**INSTRUCTIONS TO FOLLOW**
Your task is to output the data exactly as it stands.
#####
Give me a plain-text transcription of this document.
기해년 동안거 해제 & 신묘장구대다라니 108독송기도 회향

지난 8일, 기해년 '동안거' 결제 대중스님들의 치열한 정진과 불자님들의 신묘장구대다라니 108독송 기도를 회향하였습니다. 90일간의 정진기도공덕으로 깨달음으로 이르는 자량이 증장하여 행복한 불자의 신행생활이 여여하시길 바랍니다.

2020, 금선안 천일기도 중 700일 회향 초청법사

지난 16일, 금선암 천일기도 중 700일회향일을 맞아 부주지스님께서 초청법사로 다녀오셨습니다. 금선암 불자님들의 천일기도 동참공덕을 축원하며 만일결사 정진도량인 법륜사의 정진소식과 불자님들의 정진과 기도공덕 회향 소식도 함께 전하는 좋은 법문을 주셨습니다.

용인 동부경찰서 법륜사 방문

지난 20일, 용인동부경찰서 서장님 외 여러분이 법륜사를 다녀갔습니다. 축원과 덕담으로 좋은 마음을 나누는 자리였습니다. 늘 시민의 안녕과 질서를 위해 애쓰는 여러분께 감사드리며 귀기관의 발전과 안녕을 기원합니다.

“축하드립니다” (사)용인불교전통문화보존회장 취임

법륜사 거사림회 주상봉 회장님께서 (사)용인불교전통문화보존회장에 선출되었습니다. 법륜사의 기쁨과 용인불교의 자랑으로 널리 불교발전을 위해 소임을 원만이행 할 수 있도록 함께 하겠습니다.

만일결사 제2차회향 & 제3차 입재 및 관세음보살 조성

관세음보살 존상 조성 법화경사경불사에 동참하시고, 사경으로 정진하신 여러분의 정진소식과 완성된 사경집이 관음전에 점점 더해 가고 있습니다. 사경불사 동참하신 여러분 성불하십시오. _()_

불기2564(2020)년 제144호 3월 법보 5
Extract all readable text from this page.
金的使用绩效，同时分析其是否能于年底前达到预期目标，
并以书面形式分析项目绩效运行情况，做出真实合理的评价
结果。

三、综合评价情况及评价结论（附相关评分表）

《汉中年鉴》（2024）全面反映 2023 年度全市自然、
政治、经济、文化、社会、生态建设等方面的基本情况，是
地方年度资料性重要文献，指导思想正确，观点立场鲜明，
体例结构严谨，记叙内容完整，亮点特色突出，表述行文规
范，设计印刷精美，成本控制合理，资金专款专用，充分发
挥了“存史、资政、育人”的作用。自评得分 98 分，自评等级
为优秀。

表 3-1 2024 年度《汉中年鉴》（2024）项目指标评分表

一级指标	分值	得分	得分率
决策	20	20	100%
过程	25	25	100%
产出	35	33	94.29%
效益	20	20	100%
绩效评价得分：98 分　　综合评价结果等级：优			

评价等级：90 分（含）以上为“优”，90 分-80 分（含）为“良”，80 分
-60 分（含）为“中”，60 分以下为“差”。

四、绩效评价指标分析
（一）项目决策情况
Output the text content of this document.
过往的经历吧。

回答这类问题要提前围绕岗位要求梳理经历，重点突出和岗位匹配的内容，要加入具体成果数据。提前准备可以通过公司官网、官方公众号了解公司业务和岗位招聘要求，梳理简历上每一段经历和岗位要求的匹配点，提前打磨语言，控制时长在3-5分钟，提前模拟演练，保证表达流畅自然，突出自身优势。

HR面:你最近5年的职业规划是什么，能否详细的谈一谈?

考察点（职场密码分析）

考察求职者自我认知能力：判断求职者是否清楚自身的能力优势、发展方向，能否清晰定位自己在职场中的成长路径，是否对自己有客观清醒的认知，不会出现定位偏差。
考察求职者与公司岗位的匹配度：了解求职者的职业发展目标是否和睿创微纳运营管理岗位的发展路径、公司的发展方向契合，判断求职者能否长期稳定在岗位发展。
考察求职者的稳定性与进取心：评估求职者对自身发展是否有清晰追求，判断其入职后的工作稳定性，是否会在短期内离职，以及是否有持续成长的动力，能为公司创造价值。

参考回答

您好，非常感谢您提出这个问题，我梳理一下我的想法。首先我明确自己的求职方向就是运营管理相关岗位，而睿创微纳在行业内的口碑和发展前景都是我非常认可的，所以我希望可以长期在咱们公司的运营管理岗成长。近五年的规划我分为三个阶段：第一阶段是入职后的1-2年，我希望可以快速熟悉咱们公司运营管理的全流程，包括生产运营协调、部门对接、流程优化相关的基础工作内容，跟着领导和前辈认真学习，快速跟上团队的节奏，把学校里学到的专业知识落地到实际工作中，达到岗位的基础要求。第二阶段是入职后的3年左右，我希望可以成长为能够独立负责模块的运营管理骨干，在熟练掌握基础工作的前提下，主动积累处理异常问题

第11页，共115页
#####
**ANSWER TO THE PROBLEM**
Give me a plain-text transcription of this document.
기해년 동안거 해제 & 신묘장구대다라니 108독송기도 회향

지난 8일, 기해년 '동안거' 결제 대중스님들의 치열한 정진과 불자님들의 신묘장구대다라니 108독송 기도를 회향하였습니다. 90일간의 정진기도공덕으로 깨달음으로 이르는 자량이 증장하여 행복한 불자의 신행생활이 여여하시길 바랍니다.

2020, 금선안 천일기도 중 700일 회향 초청법사

지난 16일, 금선암 천일기도 중 700일회향일을 맞아 부주지스님께서 초청법사로 다녀오셨습니다. 금선암 불자님들의 천일기도 동참공덕을 축원하며 만일결사 정진도량인 법륜사의 정진소식과 불자님들의 정진과 기도공덕 회향 소식도 함께 전하는 좋은 법문을 주셨습니다.

용인 동부경찰서 법륜사 방문

지난 20일, 용인동부경찰서 서장님 외 여러분이 법륜사를 다녀갔습니다. 축원과 덕담으로 좋은 마음을 나누는 자리였습니다. 늘 시민의 안녕과 질서를 위해 애쓰는 여러분께 감사드리며 귀기관의 발전과 안녕을 기원합니다.

“축하드립니다” (사)용인불교전통문화보존회장 취임

법륜사 거사림회 주상봉 회장님께서 (사)용인불교전통문화보존회장에 선출되었습니다. 법륜사의 기쁨과 용인불교의 자랑으로 널리 불교발전을 위해 소임을 원만이행 할 수 있도록 함께 하겠습니다.

만일결사 제2차회향 & 제3차 입재 및 관세음보살 조성

관세음보살 존상 조성 법화경사경불사에 동참하시고, 사경으로 정진하신 여러분의 정진소식과 완성된 사경집이 관음전에 점점 더해 가고 있습니다. 사경불사 동참하신 여러분 성불하십시오. _()_

불기2564(2020)년 제144호 3월 법보 5
Extract all readable text from this page.
金的使用绩效，同时分析其是否能于年底前达到预期目标，
并以书面形式分析项目绩效运行情况，做出真实合理的评价
结果。

三、综合评价情况及评价结论（附相关评分表）

《汉中年鉴》（2024）全面反映 2023 年度全市自然、
政治、经济、文化、社会、生态建设等方面的基本情况，是
地方年度资料性重要文献，指导思想正确，观点立场鲜明，
体例结构严谨，记叙内容完整，亮点特色突出，表述行文规
范，设计印刷精美，成本控制合理，资金专款专用，充分发
挥了“存史、资政、育人”的作用。自评得分 98 分，自评等级
为优秀。

表 3-1 2024 年度《汉中年鉴》（2024）项目指标评分表

一级指标	分值	得分	得分率
决策	20	20	100%
过程	25	25	100%
产出	35	33	94.29%
效益	20	20	100%
绩效评价得分：98 分　　综合评价结果等级：优			

评价等级：90 分（含）以上为“优”，90 分-80 分（含）为“良”，80 分
-60 分（含）为“中”，60 分以下为“差”。

四、绩效评价指标分析
（一）项目决策情况
Output the text content of this document.
过往的经历吧。

回答这类问题要提前围绕岗位要求梳理经历，重点突出和岗位匹配的内容，要加入具体成果数据。提前准备可以通过公司官网、官方公众号了解公司业务和岗位招聘要求，梳理简历上每一段经历和岗位要求的匹配点，提前打磨语言，控制时长在3-5分钟，提前模拟演练，保证表达流畅自然，突出自身优势。

HR面:你最近5年的职业规划是什么，能否详细的谈一谈?

考察点（职场密码分析）

考察求职者自我认知能力：判断求职者是否清楚自身的能力优势、发展方向，能否清晰定位自己在职场中的成长路径，是否对自己有客观清醒的认知，不会出现定位偏差。
考察求职者与公司岗位的匹配度：了解求职者的职业发展目标是否和睿创微纳运营管理岗位的发展路径、公司的发展方向契合，判断求职者能否长期稳定在岗位发展。
考察求职者的稳定性与进取心：评估求职者对自身发展是否有清晰追求，判断其入职后的工作稳定性，是否会在短期内离职，以及是否有持续成长的动力，能为公司创造价值。

参考回答

您好，非常感谢您提出这个问题，我梳理一下我的想法。首先我明确自己的求职方向就是运营管理相关岗位，而睿创微纳在行业内的口碑和发展前景都是我非常认可的，所以我希望可以长期在咱们公司的运营管理岗成长。近五年的规划我分为三个阶段：第一阶段是入职后的1-2年，我希望可以快速熟悉咱们公司运营管理的全流程，包括生产运营协调、部门对接、流程优化相关的基础工作内容，跟着领导和前辈认真学习，快速跟上团队的节奏，把学校里学到的专业知识落地到实际工作中，达到岗位的基础要求。第二阶段是入职后的3年左右，我希望可以成长为能够独立负责模块的运营管理骨干，在熟练掌握基础工作的前提下，主动积累处理异常问题

第11页，共115页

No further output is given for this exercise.